INSTRUCTIONS TO FOLLOW:
Copy all lines holding the word "JSON" from the entries.

DATA FOR THIS EXERCISE:
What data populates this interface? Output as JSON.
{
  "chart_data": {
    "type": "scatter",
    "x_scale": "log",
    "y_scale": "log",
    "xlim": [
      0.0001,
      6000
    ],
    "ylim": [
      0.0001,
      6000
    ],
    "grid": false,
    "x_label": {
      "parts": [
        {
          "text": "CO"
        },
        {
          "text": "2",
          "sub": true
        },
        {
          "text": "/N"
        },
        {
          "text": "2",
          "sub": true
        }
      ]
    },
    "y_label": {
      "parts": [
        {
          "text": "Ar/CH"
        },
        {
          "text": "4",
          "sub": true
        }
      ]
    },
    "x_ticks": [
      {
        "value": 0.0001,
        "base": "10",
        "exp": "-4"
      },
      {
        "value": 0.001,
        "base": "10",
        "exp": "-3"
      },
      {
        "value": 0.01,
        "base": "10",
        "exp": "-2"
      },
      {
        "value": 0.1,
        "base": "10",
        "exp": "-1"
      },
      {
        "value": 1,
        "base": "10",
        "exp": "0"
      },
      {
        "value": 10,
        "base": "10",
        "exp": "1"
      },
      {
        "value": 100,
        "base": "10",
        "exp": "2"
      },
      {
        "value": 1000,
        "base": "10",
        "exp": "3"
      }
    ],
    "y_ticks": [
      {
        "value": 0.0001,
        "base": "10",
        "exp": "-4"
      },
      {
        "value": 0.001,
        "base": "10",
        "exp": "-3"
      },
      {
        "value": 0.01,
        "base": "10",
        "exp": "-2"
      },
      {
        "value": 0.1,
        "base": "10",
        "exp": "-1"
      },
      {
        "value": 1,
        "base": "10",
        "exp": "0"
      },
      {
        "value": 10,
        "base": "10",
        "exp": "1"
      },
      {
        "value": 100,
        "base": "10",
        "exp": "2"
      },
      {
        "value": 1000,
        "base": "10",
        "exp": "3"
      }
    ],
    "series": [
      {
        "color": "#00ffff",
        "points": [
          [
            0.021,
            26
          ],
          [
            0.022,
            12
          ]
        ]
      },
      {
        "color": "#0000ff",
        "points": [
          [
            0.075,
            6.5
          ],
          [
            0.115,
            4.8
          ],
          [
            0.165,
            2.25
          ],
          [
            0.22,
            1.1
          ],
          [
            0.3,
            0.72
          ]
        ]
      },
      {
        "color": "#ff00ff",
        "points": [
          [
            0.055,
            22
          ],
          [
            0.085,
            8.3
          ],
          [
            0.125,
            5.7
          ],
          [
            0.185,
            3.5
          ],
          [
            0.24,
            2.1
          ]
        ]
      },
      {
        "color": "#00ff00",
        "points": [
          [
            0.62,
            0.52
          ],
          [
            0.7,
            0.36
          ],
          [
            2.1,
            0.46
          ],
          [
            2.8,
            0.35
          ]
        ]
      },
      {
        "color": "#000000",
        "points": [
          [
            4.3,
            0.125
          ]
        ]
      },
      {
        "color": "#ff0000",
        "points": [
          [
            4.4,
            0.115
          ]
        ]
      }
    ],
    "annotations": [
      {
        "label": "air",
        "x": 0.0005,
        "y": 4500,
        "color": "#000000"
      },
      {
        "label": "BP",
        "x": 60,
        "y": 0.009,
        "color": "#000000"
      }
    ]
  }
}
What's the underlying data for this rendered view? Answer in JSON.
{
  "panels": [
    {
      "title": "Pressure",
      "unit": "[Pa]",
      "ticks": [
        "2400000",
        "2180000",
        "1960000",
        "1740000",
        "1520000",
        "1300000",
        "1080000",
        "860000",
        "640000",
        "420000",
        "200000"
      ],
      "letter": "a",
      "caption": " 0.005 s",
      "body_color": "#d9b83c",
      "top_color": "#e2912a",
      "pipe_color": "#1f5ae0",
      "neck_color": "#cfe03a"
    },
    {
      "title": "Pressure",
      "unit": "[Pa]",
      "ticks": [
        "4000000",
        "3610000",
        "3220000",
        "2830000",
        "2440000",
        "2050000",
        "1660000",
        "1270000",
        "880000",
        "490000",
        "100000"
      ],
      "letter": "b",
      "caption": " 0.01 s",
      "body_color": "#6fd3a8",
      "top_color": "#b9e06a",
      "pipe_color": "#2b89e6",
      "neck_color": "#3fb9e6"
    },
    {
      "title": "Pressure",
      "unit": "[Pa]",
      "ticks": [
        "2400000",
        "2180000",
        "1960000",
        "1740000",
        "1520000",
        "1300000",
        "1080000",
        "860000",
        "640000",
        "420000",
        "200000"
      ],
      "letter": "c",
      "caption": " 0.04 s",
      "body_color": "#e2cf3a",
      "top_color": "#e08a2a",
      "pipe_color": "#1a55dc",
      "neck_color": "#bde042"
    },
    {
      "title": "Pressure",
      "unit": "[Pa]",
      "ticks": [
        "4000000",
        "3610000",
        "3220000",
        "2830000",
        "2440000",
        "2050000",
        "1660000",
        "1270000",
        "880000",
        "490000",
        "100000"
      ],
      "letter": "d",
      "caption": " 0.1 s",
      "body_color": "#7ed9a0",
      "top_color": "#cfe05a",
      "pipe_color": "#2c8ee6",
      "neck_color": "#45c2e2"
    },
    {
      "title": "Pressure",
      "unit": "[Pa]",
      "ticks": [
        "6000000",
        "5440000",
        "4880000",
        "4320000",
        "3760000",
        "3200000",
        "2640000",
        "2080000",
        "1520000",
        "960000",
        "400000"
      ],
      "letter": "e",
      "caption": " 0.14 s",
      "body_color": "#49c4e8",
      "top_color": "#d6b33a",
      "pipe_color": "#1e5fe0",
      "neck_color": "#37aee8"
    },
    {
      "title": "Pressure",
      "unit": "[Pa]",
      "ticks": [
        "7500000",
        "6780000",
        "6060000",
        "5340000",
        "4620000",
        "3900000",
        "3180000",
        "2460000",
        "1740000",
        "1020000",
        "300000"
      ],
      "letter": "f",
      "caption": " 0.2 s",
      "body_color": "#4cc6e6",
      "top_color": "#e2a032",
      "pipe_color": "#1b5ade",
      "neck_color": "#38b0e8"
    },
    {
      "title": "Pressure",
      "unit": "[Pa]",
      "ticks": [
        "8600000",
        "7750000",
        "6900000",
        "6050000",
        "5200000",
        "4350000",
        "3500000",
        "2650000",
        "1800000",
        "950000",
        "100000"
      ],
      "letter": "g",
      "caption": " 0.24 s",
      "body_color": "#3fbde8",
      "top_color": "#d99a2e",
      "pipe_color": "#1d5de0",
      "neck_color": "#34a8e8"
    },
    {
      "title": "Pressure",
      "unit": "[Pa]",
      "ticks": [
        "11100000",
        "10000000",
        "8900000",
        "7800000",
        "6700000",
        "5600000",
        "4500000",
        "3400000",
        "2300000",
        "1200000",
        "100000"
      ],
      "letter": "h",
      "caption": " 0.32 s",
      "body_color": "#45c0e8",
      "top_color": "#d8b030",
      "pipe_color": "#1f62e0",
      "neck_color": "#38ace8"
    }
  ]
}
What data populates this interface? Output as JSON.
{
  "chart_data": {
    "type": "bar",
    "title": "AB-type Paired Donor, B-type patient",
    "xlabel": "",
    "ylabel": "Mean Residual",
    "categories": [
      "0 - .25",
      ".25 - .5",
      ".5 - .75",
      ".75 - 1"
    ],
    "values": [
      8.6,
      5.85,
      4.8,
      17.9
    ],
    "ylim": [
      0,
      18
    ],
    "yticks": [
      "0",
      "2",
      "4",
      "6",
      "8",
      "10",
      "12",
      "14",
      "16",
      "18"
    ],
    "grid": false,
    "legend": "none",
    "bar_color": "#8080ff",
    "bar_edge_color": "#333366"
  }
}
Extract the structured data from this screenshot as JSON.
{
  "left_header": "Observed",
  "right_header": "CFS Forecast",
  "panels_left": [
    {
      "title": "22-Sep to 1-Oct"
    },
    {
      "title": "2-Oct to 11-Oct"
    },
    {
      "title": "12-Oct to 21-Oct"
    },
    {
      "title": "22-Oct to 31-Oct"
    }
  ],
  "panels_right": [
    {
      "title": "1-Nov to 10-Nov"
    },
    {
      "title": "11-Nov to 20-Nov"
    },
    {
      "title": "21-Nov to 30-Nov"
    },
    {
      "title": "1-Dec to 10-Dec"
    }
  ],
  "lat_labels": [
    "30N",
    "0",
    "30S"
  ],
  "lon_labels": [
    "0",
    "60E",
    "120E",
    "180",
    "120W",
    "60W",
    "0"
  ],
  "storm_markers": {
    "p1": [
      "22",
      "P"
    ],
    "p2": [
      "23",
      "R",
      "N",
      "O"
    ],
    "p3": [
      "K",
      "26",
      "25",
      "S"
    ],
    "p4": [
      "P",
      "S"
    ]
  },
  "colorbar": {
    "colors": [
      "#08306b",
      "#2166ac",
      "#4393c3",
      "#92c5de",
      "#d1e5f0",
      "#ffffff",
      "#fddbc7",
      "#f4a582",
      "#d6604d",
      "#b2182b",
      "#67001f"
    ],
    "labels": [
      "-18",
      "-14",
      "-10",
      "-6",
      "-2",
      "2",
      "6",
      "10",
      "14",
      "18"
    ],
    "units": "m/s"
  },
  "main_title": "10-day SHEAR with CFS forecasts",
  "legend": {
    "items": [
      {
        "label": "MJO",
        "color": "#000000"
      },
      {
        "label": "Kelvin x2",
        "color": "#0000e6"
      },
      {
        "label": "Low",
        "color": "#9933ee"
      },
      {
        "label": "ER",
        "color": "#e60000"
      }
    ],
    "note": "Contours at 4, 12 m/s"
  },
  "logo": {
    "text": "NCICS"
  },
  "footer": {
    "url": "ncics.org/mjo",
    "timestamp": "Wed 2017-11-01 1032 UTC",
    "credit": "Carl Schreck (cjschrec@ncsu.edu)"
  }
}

RESULT:
What data populates this interface? Output as JSON.
What's the underlying data for this rendered view? Answer in JSON.
What data populates this interface? Output as JSON.
Extract the structured data from this screenshot as JSON.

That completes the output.